Détails du problème ->
Selon le texte fourni, quelle proportion des juges donne la priorité aux droits des citoyens d'après la recherche et le sondage de la fondation TESEV ?

Texte fourni ->

(source : fondation Info-TĂĽrk en Belgique).

(28) Hitler est resté au pouvoir 12 (1933-1945) et Mussolini 23 années (1922-1945).

(29) Ce groupe détient près de 70% du tirage national et la totalité des circuits de distribution. Les principaux journaux de son patron Aydin Dogan sont: Hürriyet, Milliyet, Radikal, Vatan et Posta. Le groupe Dogan contrôle également trois chaines de télévisions les plus importantes : CNN Turquie, Kanal D et Star TV.

(30) Le premier lynchage de ce groupe me concernait. Il s’agit de mon témoignage en faveur de RSF à Paris, lors d’un procès ouvert par le chef d’état-major turc Hüseyin Kivrikoglu, qui s’est soldé par sa condamnation en 2003. Le lynchage du groupe commence avec ses journaux les plus importants (Hürriyet,Milliyet et Radikal) avec la mise-en-scène conjointe de l’état-major, mais je les arrête au bout de 10 jours en ouvrant au total 11 procès de diffamation dont 3 à Paris. Cette stratégie me sauva la vie. Le second lynchage commence en 2006 contre le journaliste arménien Hrant Dink, et s’est soldé par son assassinat en 2007. Le troisième lynchage vise l’écrivain Orthan Pamuk, qui sauve sa vie en émigrant aux Etats-Unis.

(31) Depuis 10 années je milite pour l’anéantissement de ce groupe, condition sine qua non pour la construction d’une vraie démocratie. Il
suffirait de voter la même loi qu’en France (la loi contre la concentration de la presse de 1984, appelée aussi la loi Mitterrand), qui a mis fin à l’empire Hersant.

(32) Certains juges appliquent l’article 26 de la constitution sur la liberté d’opinion et acquittent ainsi les prévenus. Par ce biais, ils contournent les lois barbares (comme l’article 301). Selon une recherche et un sondage d’opinion de la fondation TESEV, 25% des juges donnent la priorité aux droits des citoyens, tandis que pour le reste ce sont les intérêts d’Etat qui sont prioritaires. Personnellement, j’ai toujours essayé d’avoir un acquittement sur l’article 90, sans avoir réussi.

(Enregistrements issus d'une source de données)
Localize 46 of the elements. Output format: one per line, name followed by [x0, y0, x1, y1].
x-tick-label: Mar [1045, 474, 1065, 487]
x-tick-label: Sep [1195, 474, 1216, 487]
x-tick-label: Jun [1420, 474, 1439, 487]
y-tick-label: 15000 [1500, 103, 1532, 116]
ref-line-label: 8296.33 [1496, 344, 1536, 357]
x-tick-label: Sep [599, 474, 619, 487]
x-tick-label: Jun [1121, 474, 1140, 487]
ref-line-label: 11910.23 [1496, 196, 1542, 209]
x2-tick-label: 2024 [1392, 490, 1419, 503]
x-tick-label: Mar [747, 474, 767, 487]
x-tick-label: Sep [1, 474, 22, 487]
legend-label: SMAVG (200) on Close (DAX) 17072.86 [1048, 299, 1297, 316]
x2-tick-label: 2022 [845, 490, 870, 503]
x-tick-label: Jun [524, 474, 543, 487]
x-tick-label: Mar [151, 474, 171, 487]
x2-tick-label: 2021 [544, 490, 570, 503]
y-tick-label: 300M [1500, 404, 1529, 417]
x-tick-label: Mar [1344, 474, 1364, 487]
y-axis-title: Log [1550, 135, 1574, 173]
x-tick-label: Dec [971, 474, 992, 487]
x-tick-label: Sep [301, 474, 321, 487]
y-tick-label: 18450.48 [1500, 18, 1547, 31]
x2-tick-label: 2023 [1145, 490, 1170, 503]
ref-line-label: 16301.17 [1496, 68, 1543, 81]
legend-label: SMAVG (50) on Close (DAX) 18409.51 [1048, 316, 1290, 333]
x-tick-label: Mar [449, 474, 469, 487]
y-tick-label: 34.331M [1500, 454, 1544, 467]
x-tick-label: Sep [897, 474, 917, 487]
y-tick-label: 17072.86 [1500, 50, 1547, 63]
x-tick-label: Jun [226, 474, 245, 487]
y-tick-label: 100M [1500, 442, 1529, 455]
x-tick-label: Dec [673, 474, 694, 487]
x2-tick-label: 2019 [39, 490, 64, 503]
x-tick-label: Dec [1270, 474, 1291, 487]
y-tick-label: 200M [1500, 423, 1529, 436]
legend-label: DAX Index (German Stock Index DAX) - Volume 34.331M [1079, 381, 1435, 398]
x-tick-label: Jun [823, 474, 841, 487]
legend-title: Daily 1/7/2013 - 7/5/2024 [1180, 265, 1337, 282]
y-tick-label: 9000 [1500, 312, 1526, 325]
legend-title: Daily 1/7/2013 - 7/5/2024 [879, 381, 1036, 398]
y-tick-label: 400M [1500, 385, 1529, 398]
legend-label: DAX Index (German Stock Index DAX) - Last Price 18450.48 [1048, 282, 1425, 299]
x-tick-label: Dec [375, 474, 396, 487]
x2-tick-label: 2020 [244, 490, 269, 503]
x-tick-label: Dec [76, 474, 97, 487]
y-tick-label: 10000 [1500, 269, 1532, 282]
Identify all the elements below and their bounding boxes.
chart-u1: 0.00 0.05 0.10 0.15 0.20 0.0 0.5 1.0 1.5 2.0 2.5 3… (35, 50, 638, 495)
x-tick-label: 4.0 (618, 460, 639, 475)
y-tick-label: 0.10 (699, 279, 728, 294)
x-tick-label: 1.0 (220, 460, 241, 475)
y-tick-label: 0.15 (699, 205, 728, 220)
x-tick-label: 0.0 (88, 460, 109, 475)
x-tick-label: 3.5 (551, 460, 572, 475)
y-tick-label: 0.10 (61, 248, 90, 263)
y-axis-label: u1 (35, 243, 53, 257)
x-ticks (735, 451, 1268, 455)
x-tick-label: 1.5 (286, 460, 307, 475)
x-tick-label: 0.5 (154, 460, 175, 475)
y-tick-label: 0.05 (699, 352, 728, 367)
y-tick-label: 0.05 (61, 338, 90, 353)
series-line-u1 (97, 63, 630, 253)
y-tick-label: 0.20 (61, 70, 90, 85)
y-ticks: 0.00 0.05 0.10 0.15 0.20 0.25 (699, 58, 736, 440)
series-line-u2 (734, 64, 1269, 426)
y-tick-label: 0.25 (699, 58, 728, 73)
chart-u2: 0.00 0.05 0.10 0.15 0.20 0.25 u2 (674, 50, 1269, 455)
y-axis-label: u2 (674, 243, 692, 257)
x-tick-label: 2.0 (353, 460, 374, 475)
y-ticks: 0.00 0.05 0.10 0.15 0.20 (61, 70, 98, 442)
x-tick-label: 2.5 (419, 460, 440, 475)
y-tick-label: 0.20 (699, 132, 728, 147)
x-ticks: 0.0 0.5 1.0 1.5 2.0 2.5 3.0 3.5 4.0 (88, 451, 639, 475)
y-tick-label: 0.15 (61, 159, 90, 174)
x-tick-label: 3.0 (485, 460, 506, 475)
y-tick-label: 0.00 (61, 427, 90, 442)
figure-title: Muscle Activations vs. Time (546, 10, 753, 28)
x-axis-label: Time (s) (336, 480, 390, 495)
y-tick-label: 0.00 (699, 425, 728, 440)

Corrigé de l'exercice ->
25 % des juges donnent la priorité aux droits des citoyens.